== Work to be completed ==
What follows are records. Restate all of them word for word.

[Data entries]
────────────────────
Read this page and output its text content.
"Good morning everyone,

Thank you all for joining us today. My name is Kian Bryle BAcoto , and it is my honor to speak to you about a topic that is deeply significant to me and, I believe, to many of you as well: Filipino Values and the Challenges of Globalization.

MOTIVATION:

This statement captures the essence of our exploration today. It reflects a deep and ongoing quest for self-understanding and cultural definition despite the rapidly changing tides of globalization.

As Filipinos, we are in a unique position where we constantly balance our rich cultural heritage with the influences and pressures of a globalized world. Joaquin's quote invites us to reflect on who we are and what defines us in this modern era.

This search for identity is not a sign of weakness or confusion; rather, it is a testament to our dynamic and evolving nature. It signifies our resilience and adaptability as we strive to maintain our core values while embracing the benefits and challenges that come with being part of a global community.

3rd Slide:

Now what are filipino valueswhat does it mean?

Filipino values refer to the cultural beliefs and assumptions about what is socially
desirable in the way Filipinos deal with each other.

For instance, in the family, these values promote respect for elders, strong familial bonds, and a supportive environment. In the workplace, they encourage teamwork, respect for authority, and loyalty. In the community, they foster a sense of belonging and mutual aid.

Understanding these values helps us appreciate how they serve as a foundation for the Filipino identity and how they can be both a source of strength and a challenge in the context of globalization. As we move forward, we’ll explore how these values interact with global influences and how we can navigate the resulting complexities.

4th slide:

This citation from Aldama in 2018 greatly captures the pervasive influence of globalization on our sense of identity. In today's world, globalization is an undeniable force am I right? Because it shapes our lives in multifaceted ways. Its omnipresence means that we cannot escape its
────────────────────
== Reply to the exercise ==
Read this page and output its text content.
"Good morning everyone,

Thank you all for joining us today. My name is Kian Bryle BAcoto , and it is my honor to speak to you about a topic that is deeply significant to me and, I believe, to many of you as well: Filipino Values and the Challenges of Globalization.

MOTIVATION:

This statement captures the essence of our exploration today. It reflects a deep and ongoing quest for self-understanding and cultural definition despite the rapidly changing tides of globalization.

As Filipinos, we are in a unique position where we constantly balance our rich cultural heritage with the influences and pressures of a globalized world. Joaquin's quote invites us to reflect on who we are and what defines us in this modern era.

This search for identity is not a sign of weakness or confusion; rather, it is a testament to our dynamic and evolving nature. It signifies our resilience and adaptability as we strive to maintain our core values while embracing the benefits and challenges that come with being part of a global community.

3rd Slide:

Now what are filipino valueswhat does it mean?

Filipino values refer to the cultural beliefs and assumptions about what is socially
desirable in the way Filipinos deal with each other.

For instance, in the family, these values promote respect for elders, strong familial bonds, and a supportive environment. In the workplace, they encourage teamwork, respect for authority, and loyalty. In the community, they foster a sense of belonging and mutual aid.

Understanding these values helps us appreciate how they serve as a foundation for the Filipino identity and how they can be both a source of strength and a challenge in the context of globalization. As we move forward, we’ll explore how these values interact with global influences and how we can navigate the resulting complexities.

4th slide:

This citation from Aldama in 2018 greatly captures the pervasive influence of globalization on our sense of identity. In today's world, globalization is an undeniable force am I right? Because it shapes our lives in multifaceted ways. Its omnipresence means that we cannot escape its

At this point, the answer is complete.